▸ **Excerpted text**
These initial conclusions provide some suggestions for governance and diplomatic priorities.


Because of their nature, energy and environment related subjects, like those related to competitiveness affect all human activities. In order to take balanced decisions, skills involving economic analysis, R&D devoted to the relevant technologies, analysis of the effects on employment, housing, transport, urbanism, industry, services and agriculture, implications for defence and security and international negotiations have to be brought into play. This supposes steering which takes on board all of the societal issues at stake and prevents those bodies in charge of the legitimate problems that emerge from operating in silos. The prospect of a new Commission and European Parliament provides an opportunity for thought about this. Of course the same applies to the Member States whose internal arbitration will take differing starting points into consideration.

International Negotiations:

Secondly from the point of view of reducing greenhouse gases - a global problem - Europe cannot play a totally effective role by just taking decisions for itself. It has to influence its partners - as they influence it-, or continue the global trajectory as seen in the statistics. The bid to shape additional effort for its partners' agreement has already been tried in vain. Concerns of domestic order prevail and additional effort - even significant on the part of the Union, would be but marginal in view of the developments witnessed in other regions of the world. In addition to this unilateral commitments, in the event of sufficiently adequate mechanisms not being simultaneously set in place to prevent the relocation of energy-intensive activities, would also increase global greenhouse gas emissions via the relocation of these activities to less restricted areas and via the transport costs thereby incurred; this would lead to unemployment and the loss of value added in Europe. The best way to prevent this phenomenon would be to achieve an international, binding agreement, both universal and ambitious, expressed in commitments followed by reductions in greenhouse gases in all of the countries involved. Without this a carbon border adjustment mechanism would be necessary, which has already been planned for as an option by the legislation in force. Hence conditioning the pace of European commitments to significant commitment on the part of its partners would encourage a virtuous process. We must therefore send out a pro-active message and at the same time, and not successively, negotiate its implementation as part of the preparations for the Paris Summit.


We must also bear in mind that the investments required worldwide will be all the more effective if each euro, dollar or yuan is invested where emission reductions are the most efficient. In this regard in 2013 we see that China approved the construction of at least 15 major coal mines, capable of producing 100 million tonnes and more and that Germany increased its production of greenhouse gases in spite of its renewable energy programme, due to the need for other means of production when intermittent renewable sources were not available, and also due to tariffication that has led to the substitution of coal fired installations with those running on gas.

It follows that work devoted to improving techniques in Europe, whether on a national or European level, via pertinent chapters in the H2020 programme, must explicitly include an international chapter for the sale of products and services to those countries which produce the most greenhouse gas, taking on board their specific nature, which is often different from that which prevails in Europe.

This also means that monitoring would have to be undertaken to check labelling on products in terms of their energy content and the energy consumption they cause, including those imported into Europe.

▸ **Task details**
Rewrite the excerpt on European energy and climate policy from "Because of their" up to and including "points into consideration.", with "silos" changed to "isolation".

Bounding box entries
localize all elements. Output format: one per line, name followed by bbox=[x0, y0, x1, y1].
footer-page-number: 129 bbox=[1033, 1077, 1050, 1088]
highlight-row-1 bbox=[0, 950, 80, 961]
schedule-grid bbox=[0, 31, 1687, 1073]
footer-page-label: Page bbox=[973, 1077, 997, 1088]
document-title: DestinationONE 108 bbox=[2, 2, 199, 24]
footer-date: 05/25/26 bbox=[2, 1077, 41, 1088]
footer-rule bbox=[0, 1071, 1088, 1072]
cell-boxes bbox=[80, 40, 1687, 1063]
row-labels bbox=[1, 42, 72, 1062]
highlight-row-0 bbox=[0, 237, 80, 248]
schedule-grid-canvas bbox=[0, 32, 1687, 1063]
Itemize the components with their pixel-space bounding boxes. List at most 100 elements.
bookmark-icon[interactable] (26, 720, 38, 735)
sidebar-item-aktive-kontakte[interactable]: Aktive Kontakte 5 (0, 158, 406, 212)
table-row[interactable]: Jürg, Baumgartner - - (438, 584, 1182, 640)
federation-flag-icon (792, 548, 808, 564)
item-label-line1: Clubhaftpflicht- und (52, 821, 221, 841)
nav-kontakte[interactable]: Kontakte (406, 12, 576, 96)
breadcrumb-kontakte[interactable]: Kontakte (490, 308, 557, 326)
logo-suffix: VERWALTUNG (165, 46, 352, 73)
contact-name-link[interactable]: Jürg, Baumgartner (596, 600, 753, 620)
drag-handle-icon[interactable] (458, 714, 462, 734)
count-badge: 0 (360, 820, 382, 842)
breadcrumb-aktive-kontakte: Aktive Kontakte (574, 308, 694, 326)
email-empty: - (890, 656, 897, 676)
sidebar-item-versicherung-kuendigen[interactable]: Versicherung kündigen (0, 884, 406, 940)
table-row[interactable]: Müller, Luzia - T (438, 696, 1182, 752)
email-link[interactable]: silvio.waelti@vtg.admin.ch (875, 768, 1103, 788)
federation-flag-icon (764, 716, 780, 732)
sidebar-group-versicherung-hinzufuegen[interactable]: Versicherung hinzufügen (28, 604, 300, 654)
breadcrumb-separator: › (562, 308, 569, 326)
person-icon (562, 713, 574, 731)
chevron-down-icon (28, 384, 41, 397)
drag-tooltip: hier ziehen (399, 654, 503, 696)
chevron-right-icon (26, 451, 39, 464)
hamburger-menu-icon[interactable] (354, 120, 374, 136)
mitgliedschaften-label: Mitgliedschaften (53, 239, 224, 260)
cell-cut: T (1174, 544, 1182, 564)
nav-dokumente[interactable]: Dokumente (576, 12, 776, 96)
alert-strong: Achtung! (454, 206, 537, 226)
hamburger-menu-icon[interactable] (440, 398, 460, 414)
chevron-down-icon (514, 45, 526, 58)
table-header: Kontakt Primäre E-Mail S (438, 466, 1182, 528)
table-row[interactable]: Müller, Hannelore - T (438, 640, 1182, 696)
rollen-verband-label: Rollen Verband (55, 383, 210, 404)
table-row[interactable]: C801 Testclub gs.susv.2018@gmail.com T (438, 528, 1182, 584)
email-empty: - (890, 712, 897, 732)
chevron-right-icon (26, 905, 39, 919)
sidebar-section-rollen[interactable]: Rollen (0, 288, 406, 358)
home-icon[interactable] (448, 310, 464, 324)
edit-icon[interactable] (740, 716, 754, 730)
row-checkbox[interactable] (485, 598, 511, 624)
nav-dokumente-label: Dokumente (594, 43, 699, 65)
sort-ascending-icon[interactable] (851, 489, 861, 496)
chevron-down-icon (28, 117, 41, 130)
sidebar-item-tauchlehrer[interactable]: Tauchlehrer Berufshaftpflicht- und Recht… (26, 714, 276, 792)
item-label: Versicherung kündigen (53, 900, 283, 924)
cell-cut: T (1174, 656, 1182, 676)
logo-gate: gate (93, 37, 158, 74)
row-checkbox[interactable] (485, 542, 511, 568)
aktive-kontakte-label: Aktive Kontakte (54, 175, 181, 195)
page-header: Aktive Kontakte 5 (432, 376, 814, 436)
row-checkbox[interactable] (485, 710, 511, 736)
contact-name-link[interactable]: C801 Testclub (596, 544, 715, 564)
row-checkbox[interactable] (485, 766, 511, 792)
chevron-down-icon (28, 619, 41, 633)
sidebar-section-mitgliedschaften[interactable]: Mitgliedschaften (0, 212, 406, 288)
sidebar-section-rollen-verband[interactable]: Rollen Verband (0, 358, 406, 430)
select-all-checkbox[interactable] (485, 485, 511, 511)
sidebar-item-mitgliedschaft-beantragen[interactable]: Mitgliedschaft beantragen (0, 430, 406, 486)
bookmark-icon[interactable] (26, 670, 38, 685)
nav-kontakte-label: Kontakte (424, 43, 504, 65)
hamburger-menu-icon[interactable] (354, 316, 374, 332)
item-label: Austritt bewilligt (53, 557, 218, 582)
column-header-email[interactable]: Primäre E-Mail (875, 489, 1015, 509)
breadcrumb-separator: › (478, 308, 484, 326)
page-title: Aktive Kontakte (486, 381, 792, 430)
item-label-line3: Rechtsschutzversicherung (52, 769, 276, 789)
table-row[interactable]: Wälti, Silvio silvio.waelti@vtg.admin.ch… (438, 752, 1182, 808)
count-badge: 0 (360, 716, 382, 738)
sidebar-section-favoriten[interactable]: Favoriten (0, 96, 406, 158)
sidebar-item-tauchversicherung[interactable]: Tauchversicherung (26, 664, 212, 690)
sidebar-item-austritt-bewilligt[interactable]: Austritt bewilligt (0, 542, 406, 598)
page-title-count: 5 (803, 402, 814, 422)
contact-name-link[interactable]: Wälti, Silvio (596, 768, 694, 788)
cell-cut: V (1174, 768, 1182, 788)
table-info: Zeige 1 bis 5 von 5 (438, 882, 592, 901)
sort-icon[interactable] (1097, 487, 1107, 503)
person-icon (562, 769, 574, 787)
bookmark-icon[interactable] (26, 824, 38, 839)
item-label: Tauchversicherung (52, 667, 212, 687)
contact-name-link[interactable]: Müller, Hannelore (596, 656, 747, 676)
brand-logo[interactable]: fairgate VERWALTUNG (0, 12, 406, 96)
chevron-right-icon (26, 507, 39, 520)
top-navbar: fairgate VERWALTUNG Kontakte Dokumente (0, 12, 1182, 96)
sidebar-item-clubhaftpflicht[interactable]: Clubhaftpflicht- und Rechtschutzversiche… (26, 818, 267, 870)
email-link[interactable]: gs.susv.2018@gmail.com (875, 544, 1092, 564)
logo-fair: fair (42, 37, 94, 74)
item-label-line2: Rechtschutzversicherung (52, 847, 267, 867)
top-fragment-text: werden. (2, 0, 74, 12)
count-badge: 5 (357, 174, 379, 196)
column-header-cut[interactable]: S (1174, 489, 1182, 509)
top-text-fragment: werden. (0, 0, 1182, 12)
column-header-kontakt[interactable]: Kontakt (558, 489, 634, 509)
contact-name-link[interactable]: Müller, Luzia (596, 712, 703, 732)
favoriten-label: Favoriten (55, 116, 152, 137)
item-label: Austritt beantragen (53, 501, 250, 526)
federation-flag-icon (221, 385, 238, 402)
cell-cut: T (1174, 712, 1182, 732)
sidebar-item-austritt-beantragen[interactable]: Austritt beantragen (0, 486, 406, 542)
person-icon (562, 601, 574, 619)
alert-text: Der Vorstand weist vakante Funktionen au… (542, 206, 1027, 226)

▸ **Response to the exercise**
Because of their nature, energy and environment related subjects, like those related to competitiveness affect all human activities. In order to take balanced decisions, skills involving economic analysis, R&D devoted to the relevant technologies, analysis of the effects on employment, housing, transport, urbanism, industry, services and agriculture, implications for defence and security and international negotiations have to be brought into play. This supposes steering which takes on board all of the societal issues at stake and prevents those bodies in charge of the legitimate problems that emerge from operating in isolation. The prospect of a new Commission and European Parliament provides an opportunity for thought about this. Of course the same applies to the Member States whose internal arbitration will take differing starting points into consideration.